▶ **TASK OBJECTIVE**
All of the entries need to be written out again, exactly as they are.

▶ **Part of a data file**
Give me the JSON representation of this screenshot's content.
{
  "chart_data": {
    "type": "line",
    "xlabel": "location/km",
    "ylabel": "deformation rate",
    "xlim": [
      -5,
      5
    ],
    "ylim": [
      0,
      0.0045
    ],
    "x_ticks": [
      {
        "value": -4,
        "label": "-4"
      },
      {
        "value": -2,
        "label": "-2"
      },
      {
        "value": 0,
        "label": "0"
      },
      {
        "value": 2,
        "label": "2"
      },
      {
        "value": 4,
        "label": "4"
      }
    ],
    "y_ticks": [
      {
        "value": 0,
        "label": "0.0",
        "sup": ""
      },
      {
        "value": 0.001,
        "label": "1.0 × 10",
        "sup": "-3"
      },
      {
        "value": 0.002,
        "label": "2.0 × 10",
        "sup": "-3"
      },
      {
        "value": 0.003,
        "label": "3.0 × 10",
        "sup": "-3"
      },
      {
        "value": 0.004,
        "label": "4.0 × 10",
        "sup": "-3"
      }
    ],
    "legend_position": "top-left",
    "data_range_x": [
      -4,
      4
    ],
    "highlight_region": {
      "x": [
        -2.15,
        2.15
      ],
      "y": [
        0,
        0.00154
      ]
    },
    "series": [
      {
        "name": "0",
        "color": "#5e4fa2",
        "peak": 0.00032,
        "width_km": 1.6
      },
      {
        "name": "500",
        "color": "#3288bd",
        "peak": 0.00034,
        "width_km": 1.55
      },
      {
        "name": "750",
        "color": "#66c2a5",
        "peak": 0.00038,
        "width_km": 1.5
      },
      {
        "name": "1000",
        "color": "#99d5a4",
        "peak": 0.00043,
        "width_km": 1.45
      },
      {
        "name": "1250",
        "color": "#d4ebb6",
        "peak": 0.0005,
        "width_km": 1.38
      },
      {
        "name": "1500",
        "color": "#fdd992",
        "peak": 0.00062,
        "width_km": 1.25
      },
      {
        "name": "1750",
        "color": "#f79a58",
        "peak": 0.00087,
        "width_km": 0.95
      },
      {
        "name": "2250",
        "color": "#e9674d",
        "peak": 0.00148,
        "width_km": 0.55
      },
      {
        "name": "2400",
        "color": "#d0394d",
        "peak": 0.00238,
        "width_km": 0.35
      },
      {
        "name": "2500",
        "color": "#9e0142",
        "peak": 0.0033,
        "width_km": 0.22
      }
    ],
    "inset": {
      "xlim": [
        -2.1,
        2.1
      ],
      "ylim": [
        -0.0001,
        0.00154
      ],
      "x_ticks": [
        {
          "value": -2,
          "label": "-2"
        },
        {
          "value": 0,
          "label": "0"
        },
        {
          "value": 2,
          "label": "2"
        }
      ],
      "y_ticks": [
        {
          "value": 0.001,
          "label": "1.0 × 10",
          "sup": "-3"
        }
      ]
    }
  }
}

▶ **RESULT OF THE TASK**
Give me the JSON representation of this screenshot's content.
{
  "chart_data": {
    "type": "line",
    "xlabel": "location/km",
    "ylabel": "deformation rate",
    "xlim": [
      -5,
      5
    ],
    "ylim": [
      0,
      0.0045
    ],
    "x_ticks": [
      {
        "value": -4,
        "label": "-4"
      },
      {
        "value": -2,
        "label": "-2"
      },
      {
        "value": 0,
        "label": "0"
      },
      {
        "value": 2,
        "label": "2"
      },
      {
        "value": 4,
        "label": "4"
      }
    ],
    "y_ticks": [
      {
        "value": 0,
        "label": "0.0",
        "sup": ""
      },
      {
        "value": 0.001,
        "label": "1.0 × 10",
        "sup": "-3"
      },
      {
        "value": 0.002,
        "label": "2.0 × 10",
        "sup": "-3"
      },
      {
        "value": 0.003,
        "label": "3.0 × 10",
        "sup": "-3"
      },
      {
        "value": 0.004,
        "label": "4.0 × 10",
        "sup": "-3"
      }
    ],
    "legend_position": "top-left",
    "data_range_x": [
      -4,
      4
    ],
    "highlight_region": {
      "x": [
        -2.15,
        2.15
      ],
      "y": [
        0,
        0.00154
      ]
    },
    "series": [
      {
        "name": "0",
        "color": "#5e4fa2",
        "peak": 0.00032,
        "width_km": 1.6
      },
      {
        "name": "500",
        "color": "#3288bd",
        "peak": 0.00034,
        "width_km": 1.55
      },
      {
        "name": "750",
        "color": "#66c2a5",
        "peak": 0.00038,
        "width_km": 1.5
      },
      {
        "name": "1000",
        "color": "#99d5a4",
        "peak": 0.00043,
        "width_km": 1.45
      },
      {
        "name": "1250",
        "color": "#d4ebb6",
        "peak": 0.0005,
        "width_km": 1.38
      },
      {
        "name": "1500",
        "color": "#fdd992",
        "peak": 0.00062,
        "width_km": 1.25
      },
      {
        "name": "1750",
        "color": "#f79a58",
        "peak": 0.00087,
        "width_km": 0.95
      },
      {
        "name": "2250",
        "color": "#e9674d",
        "peak": 0.00148,
        "width_km": 0.55
      },
      {
        "name": "2400",
        "color": "#d0394d",
        "peak": 0.00238,
        "width_km": 0.35
      },
      {
        "name": "2500",
        "color": "#9e0142",
        "peak": 0.0033,
        "width_km": 0.22
      }
    ],
    "inset": {
      "xlim": [
        -2.1,
        2.1
      ],
      "ylim": [
        -0.0001,
        0.00154
      ],
      "x_ticks": [
        {
          "value": -2,
          "label": "-2"
        },
        {
          "value": 0,
          "label": "0"
        },
        {
          "value": 2,
          "label": "2"
        }
      ],
      "y_ticks": [
        {
          "value": 0.001,
          "label": "1.0 × 10",
          "sup": "-3"
        }
      ]
    }
  }
}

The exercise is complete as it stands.